— begin —

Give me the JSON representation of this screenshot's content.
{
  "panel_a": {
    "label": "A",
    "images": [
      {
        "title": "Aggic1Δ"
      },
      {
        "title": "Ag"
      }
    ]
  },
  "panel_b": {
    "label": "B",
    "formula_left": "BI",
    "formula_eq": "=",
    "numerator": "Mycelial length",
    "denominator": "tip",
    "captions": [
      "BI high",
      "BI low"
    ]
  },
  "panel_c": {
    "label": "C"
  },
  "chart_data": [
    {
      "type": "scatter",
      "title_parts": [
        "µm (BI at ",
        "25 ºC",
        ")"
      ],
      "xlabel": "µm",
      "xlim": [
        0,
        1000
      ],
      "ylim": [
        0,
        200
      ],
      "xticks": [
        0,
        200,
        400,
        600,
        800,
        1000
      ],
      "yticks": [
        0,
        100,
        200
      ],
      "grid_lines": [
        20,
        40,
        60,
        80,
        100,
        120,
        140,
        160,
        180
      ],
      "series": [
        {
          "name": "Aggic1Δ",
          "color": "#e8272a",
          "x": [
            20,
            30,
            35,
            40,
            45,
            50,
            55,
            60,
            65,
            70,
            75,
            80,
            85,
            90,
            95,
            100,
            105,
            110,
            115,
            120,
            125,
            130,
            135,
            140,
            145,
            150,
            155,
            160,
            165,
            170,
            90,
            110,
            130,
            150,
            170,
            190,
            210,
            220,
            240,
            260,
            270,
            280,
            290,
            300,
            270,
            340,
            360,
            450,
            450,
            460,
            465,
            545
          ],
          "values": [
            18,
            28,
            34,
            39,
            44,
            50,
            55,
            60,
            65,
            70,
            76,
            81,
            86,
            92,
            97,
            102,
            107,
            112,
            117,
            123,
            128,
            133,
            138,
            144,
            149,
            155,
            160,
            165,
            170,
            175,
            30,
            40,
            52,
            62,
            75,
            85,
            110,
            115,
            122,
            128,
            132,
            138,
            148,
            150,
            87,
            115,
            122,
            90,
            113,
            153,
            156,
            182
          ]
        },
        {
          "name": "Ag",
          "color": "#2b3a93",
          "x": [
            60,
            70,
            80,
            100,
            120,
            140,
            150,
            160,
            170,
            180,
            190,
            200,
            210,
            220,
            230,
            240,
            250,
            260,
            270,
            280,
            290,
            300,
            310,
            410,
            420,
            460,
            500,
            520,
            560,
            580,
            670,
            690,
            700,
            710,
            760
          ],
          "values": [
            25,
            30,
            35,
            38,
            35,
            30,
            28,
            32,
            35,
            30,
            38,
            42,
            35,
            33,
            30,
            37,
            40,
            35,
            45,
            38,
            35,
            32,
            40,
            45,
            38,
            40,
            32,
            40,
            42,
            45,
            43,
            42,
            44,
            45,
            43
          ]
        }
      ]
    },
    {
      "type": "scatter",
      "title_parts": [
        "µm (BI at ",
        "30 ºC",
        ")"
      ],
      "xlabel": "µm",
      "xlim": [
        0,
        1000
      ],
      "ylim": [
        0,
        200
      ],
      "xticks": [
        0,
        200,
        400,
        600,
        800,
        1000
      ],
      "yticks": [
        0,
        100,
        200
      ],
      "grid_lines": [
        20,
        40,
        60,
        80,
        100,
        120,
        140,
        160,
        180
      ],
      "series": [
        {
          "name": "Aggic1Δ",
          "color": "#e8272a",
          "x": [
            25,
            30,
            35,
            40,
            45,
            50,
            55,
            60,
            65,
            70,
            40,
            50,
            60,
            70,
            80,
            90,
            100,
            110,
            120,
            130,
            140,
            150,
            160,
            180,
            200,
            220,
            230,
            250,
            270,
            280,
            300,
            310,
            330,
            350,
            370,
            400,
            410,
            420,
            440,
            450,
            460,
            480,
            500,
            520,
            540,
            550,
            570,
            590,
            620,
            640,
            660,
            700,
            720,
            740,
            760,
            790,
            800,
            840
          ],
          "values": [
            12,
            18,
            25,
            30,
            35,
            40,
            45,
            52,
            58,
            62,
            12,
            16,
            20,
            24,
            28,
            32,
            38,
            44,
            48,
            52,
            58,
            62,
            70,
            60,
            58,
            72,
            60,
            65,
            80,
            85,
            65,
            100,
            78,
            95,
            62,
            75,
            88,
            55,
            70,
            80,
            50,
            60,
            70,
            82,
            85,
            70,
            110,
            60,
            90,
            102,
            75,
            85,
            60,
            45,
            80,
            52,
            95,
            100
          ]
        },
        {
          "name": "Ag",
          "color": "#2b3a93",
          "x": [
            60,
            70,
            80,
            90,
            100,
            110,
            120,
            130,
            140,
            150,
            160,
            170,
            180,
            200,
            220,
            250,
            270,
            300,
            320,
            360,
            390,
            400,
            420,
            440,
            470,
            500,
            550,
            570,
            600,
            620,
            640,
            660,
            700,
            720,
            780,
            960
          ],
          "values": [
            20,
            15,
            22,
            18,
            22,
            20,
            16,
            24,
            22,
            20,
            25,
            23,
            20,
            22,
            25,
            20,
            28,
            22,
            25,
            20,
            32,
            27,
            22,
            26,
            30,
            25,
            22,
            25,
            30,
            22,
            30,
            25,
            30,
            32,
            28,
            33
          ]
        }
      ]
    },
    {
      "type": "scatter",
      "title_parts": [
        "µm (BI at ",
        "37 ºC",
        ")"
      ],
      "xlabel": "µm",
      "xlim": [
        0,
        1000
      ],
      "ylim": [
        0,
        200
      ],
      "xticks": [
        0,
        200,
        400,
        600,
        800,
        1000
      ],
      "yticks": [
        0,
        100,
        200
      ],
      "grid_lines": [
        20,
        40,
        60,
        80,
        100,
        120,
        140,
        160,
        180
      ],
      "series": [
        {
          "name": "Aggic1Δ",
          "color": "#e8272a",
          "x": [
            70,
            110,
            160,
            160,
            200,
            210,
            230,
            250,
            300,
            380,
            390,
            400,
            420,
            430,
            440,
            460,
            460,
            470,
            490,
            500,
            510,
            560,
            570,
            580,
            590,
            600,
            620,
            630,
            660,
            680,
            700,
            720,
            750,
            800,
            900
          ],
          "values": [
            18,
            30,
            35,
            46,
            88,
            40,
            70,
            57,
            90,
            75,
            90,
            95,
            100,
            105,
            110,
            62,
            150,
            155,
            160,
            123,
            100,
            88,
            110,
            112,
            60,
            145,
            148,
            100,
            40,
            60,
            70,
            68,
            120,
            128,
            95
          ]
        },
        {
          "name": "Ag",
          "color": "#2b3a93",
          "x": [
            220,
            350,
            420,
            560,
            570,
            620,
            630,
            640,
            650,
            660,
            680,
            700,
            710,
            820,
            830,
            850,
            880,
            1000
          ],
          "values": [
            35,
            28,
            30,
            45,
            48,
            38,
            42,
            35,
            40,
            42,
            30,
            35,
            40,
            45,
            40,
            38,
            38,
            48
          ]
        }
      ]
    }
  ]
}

— end —

▶ _Task requirements_
Every entry in the listing must be retyped exactly.

▶ _Answer to this problem_
Give me the JSON representation of this screenshot's content.
{
  "panel_a": {
    "label": "A",
    "images": [
      {
        "title": "Aggic1Δ"
      },
      {
        "title": "Ag"
      }
    ]
  },
  "panel_b": {
    "label": "B",
    "formula_left": "BI",
    "formula_eq": "=",
    "numerator": "Mycelial length",
    "denominator": "tip",
    "captions": [
      "BI high",
      "BI low"
    ]
  },
  "panel_c": {
    "label": "C"
  },
  "chart_data": [
    {
      "type": "scatter",
      "title_parts": [
        "µm (BI at ",
        "25 ºC",
        ")"
      ],
      "xlabel": "µm",
      "xlim": [
        0,
        1000
      ],
      "ylim": [
        0,
        200
      ],
      "xticks": [
        0,
        200,
        400,
        600,
        800,
        1000
      ],
      "yticks": [
        0,
        100,
        200
      ],
      "grid_lines": [
        20,
        40,
        60,
        80,
        100,
        120,
        140,
        160,
        180
      ],
      "series": [
        {
          "name": "Aggic1Δ",
          "color": "#e8272a",
          "x": [
            20,
            30,
            35,
            40,
            45,
            50,
            55,
            60,
            65,
            70,
            75,
            80,
            85,
            90,
            95,
            100,
            105,
            110,
            115,
            120,
            125,
            130,
            135,
            140,
            145,
            150,
            155,
            160,
            165,
            170,
            90,
            110,
            130,
            150,
            170,
            190,
            210,
            220,
            240,
            260,
            270,
            280,
            290,
            300,
            270,
            340,
            360,
            450,
            450,
            460,
            465,
            545
          ],
          "values": [
            18,
            28,
            34,
            39,
            44,
            50,
            55,
            60,
            65,
            70,
            76,
            81,
            86,
            92,
            97,
            102,
            107,
            112,
            117,
            123,
            128,
            133,
            138,
            144,
            149,
            155,
            160,
            165,
            170,
            175,
            30,
            40,
            52,
            62,
            75,
            85,
            110,
            115,
            122,
            128,
            132,
            138,
            148,
            150,
            87,
            115,
            122,
            90,
            113,
            153,
            156,
            182
          ]
        },
        {
          "name": "Ag",
          "color": "#2b3a93",
          "x": [
            60,
            70,
            80,
            100,
            120,
            140,
            150,
            160,
            170,
            180,
            190,
            200,
            210,
            220,
            230,
            240,
            250,
            260,
            270,
            280,
            290,
            300,
            310,
            410,
            420,
            460,
            500,
            520,
            560,
            580,
            670,
            690,
            700,
            710,
            760
          ],
          "values": [
            25,
            30,
            35,
            38,
            35,
            30,
            28,
            32,
            35,
            30,
            38,
            42,
            35,
            33,
            30,
            37,
            40,
            35,
            45,
            38,
            35,
            32,
            40,
            45,
            38,
            40,
            32,
            40,
            42,
            45,
            43,
            42,
            44,
            45,
            43
          ]
        }
      ]
    },
    {
      "type": "scatter",
      "title_parts": [
        "µm (BI at ",
        "30 ºC",
        ")"
      ],
      "xlabel": "µm",
      "xlim": [
        0,
        1000
      ],
      "ylim": [
        0,
        200
      ],
      "xticks": [
        0,
        200,
        400,
        600,
        800,
        1000
      ],
      "yticks": [
        0,
        100,
        200
      ],
      "grid_lines": [
        20,
        40,
        60,
        80,
        100,
        120,
        140,
        160,
        180
      ],
      "series": [
        {
          "name": "Aggic1Δ",
          "color": "#e8272a",
          "x": [
            25,
            30,
            35,
            40,
            45,
            50,
            55,
            60,
            65,
            70,
            40,
            50,
            60,
            70,
            80,
            90,
            100,
            110,
            120,
            130,
            140,
            150,
            160,
            180,
            200,
            220,
            230,
            250,
            270,
            280,
            300,
            310,
            330,
            350,
            370,
            400,
            410,
            420,
            440,
            450,
            460,
            480,
            500,
            520,
            540,
            550,
            570,
            590,
            620,
            640,
            660,
            700,
            720,
            740,
            760,
            790,
            800,
            840
          ],
          "values": [
            12,
            18,
            25,
            30,
            35,
            40,
            45,
            52,
            58,
            62,
            12,
            16,
            20,
            24,
            28,
            32,
            38,
            44,
            48,
            52,
            58,
            62,
            70,
            60,
            58,
            72,
            60,
            65,
            80,
            85,
            65,
            100,
            78,
            95,
            62,
            75,
            88,
            55,
            70,
            80,
            50,
            60,
            70,
            82,
            85,
            70,
            110,
            60,
            90,
            102,
            75,
            85,
            60,
            45,
            80,
            52,
            95,
            100
          ]
        },
        {
          "name": "Ag",
          "color": "#2b3a93",
          "x": [
            60,
            70,
            80,
            90,
            100,
            110,
            120,
            130,
            140,
            150,
            160,
            170,
            180,
            200,
            220,
            250,
            270,
            300,
            320,
            360,
            390,
            400,
            420,
            440,
            470,
            500,
            550,
            570,
            600,
            620,
            640,
            660,
            700,
            720,
            780,
            960
          ],
          "values": [
            20,
            15,
            22,
            18,
            22,
            20,
            16,
            24,
            22,
            20,
            25,
            23,
            20,
            22,
            25,
            20,
            28,
            22,
            25,
            20,
            32,
            27,
            22,
            26,
            30,
            25,
            22,
            25,
            30,
            22,
            30,
            25,
            30,
            32,
            28,
            33
          ]
        }
      ]
    },
    {
      "type": "scatter",
      "title_parts": [
        "µm (BI at ",
        "37 ºC",
        ")"
      ],
      "xlabel": "µm",
      "xlim": [
        0,
        1000
      ],
      "ylim": [
        0,
        200
      ],
      "xticks": [
        0,
        200,
        400,
        600,
        800,
        1000
      ],
      "yticks": [
        0,
        100,
        200
      ],
      "grid_lines": [
        20,
        40,
        60,
        80,
        100,
        120,
        140,
        160,
        180
      ],
      "series": [
        {
          "name": "Aggic1Δ",
          "color": "#e8272a",
          "x": [
            70,
            110,
            160,
            160,
            200,
            210,
            230,
            250,
            300,
            380,
            390,
            400,
            420,
            430,
            440,
            460,
            460,
            470,
            490,
            500,
            510,
            560,
            570,
            580,
            590,
            600,
            620,
            630,
            660,
            680,
            700,
            720,
            750,
            800,
            900
          ],
          "values": [
            18,
            30,
            35,
            46,
            88,
            40,
            70,
            57,
            90,
            75,
            90,
            95,
            100,
            105,
            110,
            62,
            150,
            155,
            160,
            123,
            100,
            88,
            110,
            112,
            60,
            145,
            148,
            100,
            40,
            60,
            70,
            68,
            120,
            128,
            95
          ]
        },
        {
          "name": "Ag",
          "color": "#2b3a93",
          "x": [
            220,
            350,
            420,
            560,
            570,
            620,
            630,
            640,
            650,
            660,
            680,
            700,
            710,
            820,
            830,
            850,
            880,
            1000
          ],
          "values": [
            35,
            28,
            30,
            45,
            48,
            38,
            42,
            35,
            40,
            42,
            30,
            35,
            40,
            45,
            40,
            38,
            38,
            48
          ]
        }
      ]
    }
  ]
}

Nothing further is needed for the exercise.